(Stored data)
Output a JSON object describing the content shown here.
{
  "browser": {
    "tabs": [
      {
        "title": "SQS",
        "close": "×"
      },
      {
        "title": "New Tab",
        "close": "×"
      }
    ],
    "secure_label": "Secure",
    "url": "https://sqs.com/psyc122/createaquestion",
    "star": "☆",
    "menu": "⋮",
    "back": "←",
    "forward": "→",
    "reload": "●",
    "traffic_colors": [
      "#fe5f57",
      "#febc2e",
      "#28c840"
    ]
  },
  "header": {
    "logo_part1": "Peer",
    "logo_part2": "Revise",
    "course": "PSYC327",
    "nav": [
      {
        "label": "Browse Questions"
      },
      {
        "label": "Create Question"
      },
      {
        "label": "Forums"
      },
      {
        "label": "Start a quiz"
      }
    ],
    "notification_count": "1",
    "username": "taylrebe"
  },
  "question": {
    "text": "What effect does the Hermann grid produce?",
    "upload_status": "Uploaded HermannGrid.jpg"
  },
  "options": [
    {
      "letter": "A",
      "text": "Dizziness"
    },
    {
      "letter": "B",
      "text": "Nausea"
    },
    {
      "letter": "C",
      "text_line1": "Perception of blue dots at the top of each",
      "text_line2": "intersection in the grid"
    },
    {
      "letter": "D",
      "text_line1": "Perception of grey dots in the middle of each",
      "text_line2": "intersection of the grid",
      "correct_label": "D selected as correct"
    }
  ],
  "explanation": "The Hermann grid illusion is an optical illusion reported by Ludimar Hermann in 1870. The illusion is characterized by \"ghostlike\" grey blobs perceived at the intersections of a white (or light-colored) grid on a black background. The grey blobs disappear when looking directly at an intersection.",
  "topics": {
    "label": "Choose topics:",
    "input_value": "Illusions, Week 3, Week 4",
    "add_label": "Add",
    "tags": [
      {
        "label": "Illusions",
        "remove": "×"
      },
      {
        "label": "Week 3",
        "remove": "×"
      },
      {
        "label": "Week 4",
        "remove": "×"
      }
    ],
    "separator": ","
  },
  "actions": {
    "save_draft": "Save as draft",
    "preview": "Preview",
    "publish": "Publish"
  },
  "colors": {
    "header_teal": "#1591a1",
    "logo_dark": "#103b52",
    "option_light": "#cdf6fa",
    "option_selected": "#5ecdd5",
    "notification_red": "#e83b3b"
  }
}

▶ _WORK TO DO_:
Copy out the material above in its entirety. Every detail must match.

▶ _ANSWER TO THE TASK_:
Output a JSON object describing the content shown here.
{
  "browser": {
    "tabs": [
      {
        "title": "SQS",
        "close": "×"
      },
      {
        "title": "New Tab",
        "close": "×"
      }
    ],
    "secure_label": "Secure",
    "url": "https://sqs.com/psyc122/createaquestion",
    "star": "☆",
    "menu": "⋮",
    "back": "←",
    "forward": "→",
    "reload": "●",
    "traffic_colors": [
      "#fe5f57",
      "#febc2e",
      "#28c840"
    ]
  },
  "header": {
    "logo_part1": "Peer",
    "logo_part2": "Revise",
    "course": "PSYC327",
    "nav": [
      {
        "label": "Browse Questions"
      },
      {
        "label": "Create Question"
      },
      {
        "label": "Forums"
      },
      {
        "label": "Start a quiz"
      }
    ],
    "notification_count": "1",
    "username": "taylrebe"
  },
  "question": {
    "text": "What effect does the Hermann grid produce?",
    "upload_status": "Uploaded HermannGrid.jpg"
  },
  "options": [
    {
      "letter": "A",
      "text": "Dizziness"
    },
    {
      "letter": "B",
      "text": "Nausea"
    },
    {
      "letter": "C",
      "text_line1": "Perception of blue dots at the top of each",
      "text_line2": "intersection in the grid"
    },
    {
      "letter": "D",
      "text_line1": "Perception of grey dots in the middle of each",
      "text_line2": "intersection of the grid",
      "correct_label": "D selected as correct"
    }
  ],
  "explanation": "The Hermann grid illusion is an optical illusion reported by Ludimar Hermann in 1870. The illusion is characterized by \"ghostlike\" grey blobs perceived at the intersections of a white (or light-colored) grid on a black background. The grey blobs disappear when looking directly at an intersection.",
  "topics": {
    "label": "Choose topics:",
    "input_value": "Illusions, Week 3, Week 4",
    "add_label": "Add",
    "tags": [
      {
        "label": "Illusions",
        "remove": "×"
      },
      {
        "label": "Week 3",
        "remove": "×"
      },
      {
        "label": "Week 4",
        "remove": "×"
      }
    ],
    "separator": ","
  },
  "actions": {
    "save_draft": "Save as draft",
    "preview": "Preview",
    "publish": "Publish"
  },
  "colors": {
    "header_teal": "#1591a1",
    "logo_dark": "#103b52",
    "option_light": "#cdf6fa",
    "option_selected": "#5ecdd5",
    "notification_red": "#e83b3b"
  }
}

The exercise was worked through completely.